Prompt -
For each line below that includes the word "this", make a copy.

(Stored data)

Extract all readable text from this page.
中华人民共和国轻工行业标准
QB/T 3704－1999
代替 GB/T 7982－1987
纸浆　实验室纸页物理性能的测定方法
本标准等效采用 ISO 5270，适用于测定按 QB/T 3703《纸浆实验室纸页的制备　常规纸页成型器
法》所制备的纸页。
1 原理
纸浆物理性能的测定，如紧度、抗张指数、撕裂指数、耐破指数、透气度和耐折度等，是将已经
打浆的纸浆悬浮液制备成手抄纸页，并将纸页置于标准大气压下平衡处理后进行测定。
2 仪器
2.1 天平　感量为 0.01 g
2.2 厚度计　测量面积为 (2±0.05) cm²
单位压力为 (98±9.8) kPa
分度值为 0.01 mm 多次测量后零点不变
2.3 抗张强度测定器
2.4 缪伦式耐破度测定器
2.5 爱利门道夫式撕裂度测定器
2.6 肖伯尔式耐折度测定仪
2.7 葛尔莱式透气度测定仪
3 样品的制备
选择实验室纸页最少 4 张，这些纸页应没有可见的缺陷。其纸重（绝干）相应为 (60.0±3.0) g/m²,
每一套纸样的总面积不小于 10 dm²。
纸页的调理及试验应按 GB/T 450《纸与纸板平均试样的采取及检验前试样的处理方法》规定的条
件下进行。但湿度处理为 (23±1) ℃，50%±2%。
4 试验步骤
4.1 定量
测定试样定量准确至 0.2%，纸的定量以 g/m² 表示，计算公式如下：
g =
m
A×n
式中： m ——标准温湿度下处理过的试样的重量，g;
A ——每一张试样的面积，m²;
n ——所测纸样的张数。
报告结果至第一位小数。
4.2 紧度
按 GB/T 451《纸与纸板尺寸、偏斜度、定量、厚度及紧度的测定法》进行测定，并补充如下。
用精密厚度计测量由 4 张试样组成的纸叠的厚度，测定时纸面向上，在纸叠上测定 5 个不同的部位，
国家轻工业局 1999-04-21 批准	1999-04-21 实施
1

==

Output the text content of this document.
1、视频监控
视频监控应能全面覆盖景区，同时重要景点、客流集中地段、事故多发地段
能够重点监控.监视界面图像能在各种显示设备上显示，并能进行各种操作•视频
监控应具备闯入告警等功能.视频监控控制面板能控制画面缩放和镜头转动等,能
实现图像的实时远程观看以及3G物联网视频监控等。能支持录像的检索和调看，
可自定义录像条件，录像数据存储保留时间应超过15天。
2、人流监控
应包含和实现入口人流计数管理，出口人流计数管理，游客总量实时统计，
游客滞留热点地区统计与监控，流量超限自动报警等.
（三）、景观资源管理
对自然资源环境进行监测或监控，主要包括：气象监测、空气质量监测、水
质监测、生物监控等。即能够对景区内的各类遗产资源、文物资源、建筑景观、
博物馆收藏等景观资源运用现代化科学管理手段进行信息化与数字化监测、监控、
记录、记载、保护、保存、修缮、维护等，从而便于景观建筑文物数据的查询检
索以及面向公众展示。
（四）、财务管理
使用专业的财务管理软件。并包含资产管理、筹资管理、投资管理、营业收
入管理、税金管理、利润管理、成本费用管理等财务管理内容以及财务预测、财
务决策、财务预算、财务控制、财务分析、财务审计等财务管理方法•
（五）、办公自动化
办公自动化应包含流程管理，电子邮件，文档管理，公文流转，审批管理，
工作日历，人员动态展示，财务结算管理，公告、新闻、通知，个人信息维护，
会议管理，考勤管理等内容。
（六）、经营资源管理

Exercise answer -
Extract all readable text from this page.
Output the text content of this document.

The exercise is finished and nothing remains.